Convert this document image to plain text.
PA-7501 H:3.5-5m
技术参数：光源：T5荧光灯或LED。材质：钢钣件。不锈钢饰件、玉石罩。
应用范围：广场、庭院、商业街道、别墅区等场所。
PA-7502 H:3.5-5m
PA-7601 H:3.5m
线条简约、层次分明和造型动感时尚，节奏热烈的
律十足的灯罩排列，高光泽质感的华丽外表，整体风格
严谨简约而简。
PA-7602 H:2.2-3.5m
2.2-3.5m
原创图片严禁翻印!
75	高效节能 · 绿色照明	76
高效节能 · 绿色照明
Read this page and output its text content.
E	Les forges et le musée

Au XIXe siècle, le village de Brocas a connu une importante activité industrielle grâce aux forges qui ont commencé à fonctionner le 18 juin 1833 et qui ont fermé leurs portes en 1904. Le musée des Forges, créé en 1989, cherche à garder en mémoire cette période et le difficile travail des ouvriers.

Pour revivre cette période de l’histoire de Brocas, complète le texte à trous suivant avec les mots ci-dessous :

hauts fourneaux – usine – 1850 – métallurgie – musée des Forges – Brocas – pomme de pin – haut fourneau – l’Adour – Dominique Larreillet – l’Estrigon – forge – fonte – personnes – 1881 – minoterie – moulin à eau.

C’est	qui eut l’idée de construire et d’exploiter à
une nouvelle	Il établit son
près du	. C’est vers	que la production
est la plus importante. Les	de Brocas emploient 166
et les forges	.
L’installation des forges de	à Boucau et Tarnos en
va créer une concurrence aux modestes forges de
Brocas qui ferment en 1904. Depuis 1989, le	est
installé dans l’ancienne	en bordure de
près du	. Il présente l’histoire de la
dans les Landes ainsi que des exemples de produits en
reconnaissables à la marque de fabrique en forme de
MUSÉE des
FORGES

• Exercise directions
Transcribe each entry exactly.

• Solution to the problem
Convert this document image to plain text.
PA-7501 H:3.5-5m
技术参数：光源：T5荧光灯或LED。材质：钢钣件。不锈钢饰件、玉石罩。
应用范围：广场、庭院、商业街道、别墅区等场所。
PA-7502 H:3.5-5m
PA-7601 H:3.5m
线条简约、层次分明和造型动感时尚，节奏热烈的
律十足的灯罩排列，高光泽质感的华丽外表，整体风格
严谨简约而简。
PA-7602 H:2.2-3.5m
2.2-3.5m
原创图片严禁翻印!
75	高效节能 · 绿色照明	76
高效节能 · 绿色照明
Read this page and output its text content.
E	Les forges et le musée

Au XIXe siècle, le village de Brocas a connu une importante activité industrielle grâce aux forges qui ont commencé à fonctionner le 18 juin 1833 et qui ont fermé leurs portes en 1904. Le musée des Forges, créé en 1989, cherche à garder en mémoire cette période et le difficile travail des ouvriers.

Pour revivre cette période de l’histoire de Brocas, complète le texte à trous suivant avec les mots ci-dessous :

hauts fourneaux – usine – 1850 – métallurgie – musée des Forges – Brocas – pomme de pin – haut fourneau – l’Adour – Dominique Larreillet – l’Estrigon – forge – fonte – personnes – 1881 – minoterie – moulin à eau.

C’est	qui eut l’idée de construire et d’exploiter à
une nouvelle	Il établit son
près du	. C’est vers	que la production
est la plus importante. Les	de Brocas emploient 166
et les forges	.
L’installation des forges de	à Boucau et Tarnos en
va créer une concurrence aux modestes forges de
Brocas qui ferment en 1904. Depuis 1989, le	est
installé dans l’ancienne	en bordure de
près du	. Il présente l’histoire de la
dans les Landes ainsi que des exemples de produits en
reconnaissables à la marque de fabrique en forme de
MUSÉE des
FORGES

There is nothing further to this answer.